### Exercise requirements
Down to the final line, write out the data below exactly.
Task input Start Marker
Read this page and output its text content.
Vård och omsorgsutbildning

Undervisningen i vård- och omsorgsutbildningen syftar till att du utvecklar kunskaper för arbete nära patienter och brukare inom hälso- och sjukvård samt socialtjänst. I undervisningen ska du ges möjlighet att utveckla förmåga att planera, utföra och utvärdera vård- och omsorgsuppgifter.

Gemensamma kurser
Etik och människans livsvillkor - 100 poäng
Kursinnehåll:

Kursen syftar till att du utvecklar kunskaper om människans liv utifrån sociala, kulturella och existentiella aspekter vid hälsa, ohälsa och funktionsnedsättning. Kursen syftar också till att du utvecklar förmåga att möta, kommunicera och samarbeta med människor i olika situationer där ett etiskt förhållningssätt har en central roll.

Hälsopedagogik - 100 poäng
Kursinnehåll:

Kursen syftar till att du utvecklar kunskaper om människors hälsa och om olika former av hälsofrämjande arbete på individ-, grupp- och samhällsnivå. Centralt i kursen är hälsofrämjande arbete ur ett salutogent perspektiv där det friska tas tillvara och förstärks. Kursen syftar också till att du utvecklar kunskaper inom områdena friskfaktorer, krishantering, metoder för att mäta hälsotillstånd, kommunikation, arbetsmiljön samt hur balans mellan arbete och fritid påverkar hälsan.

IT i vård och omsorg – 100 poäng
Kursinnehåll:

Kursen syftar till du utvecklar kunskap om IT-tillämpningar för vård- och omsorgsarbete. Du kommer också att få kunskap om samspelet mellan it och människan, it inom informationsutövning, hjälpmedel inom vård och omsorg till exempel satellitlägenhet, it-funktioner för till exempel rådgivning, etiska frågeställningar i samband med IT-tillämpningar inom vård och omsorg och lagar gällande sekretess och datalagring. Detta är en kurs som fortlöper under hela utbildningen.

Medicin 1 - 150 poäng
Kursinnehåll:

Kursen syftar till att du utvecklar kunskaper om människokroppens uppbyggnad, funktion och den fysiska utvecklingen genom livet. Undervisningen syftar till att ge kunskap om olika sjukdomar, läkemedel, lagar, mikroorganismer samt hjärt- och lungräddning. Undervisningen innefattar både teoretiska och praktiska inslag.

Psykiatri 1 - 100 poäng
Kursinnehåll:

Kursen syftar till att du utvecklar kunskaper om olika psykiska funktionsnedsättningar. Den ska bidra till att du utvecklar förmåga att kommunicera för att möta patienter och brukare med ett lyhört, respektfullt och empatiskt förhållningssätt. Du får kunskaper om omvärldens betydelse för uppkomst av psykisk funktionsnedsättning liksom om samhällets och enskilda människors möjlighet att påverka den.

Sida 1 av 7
Task input End Marker
### Answer for this exercise
Read this page and output its text content.
Vård och omsorgsutbildning

Undervisningen i vård- och omsorgsutbildningen syftar till att du utvecklar kunskaper för arbete nära patienter och brukare inom hälso- och sjukvård samt socialtjänst. I undervisningen ska du ges möjlighet att utveckla förmåga att planera, utföra och utvärdera vård- och omsorgsuppgifter.

Gemensamma kurser
Etik och människans livsvillkor - 100 poäng
Kursinnehåll:

Kursen syftar till att du utvecklar kunskaper om människans liv utifrån sociala, kulturella och existentiella aspekter vid hälsa, ohälsa och funktionsnedsättning. Kursen syftar också till att du utvecklar förmåga att möta, kommunicera och samarbeta med människor i olika situationer där ett etiskt förhållningssätt har en central roll.

Hälsopedagogik - 100 poäng
Kursinnehåll:

Kursen syftar till att du utvecklar kunskaper om människors hälsa och om olika former av hälsofrämjande arbete på individ-, grupp- och samhällsnivå. Centralt i kursen är hälsofrämjande arbete ur ett salutogent perspektiv där det friska tas tillvara och förstärks. Kursen syftar också till att du utvecklar kunskaper inom områdena friskfaktorer, krishantering, metoder för att mäta hälsotillstånd, kommunikation, arbetsmiljön samt hur balans mellan arbete och fritid påverkar hälsan.

IT i vård och omsorg – 100 poäng
Kursinnehåll:

Kursen syftar till du utvecklar kunskap om IT-tillämpningar för vård- och omsorgsarbete. Du kommer också att få kunskap om samspelet mellan it och människan, it inom informationsutövning, hjälpmedel inom vård och omsorg till exempel satellitlägenhet, it-funktioner för till exempel rådgivning, etiska frågeställningar i samband med IT-tillämpningar inom vård och omsorg och lagar gällande sekretess och datalagring. Detta är en kurs som fortlöper under hela utbildningen.

Medicin 1 - 150 poäng
Kursinnehåll:

Kursen syftar till att du utvecklar kunskaper om människokroppens uppbyggnad, funktion och den fysiska utvecklingen genom livet. Undervisningen syftar till att ge kunskap om olika sjukdomar, läkemedel, lagar, mikroorganismer samt hjärt- och lungräddning. Undervisningen innefattar både teoretiska och praktiska inslag.

Psykiatri 1 - 100 poäng
Kursinnehåll:

Kursen syftar till att du utvecklar kunskaper om olika psykiska funktionsnedsättningar. Den ska bidra till att du utvecklar förmåga att kommunicera för att möta patienter och brukare med ett lyhört, respektfullt och empatiskt förhållningssätt. Du får kunskaper om omvärldens betydelse för uppkomst av psykisk funktionsnedsättning liksom om samhällets och enskilda människors möjlighet att påverka den.

Sida 1 av 7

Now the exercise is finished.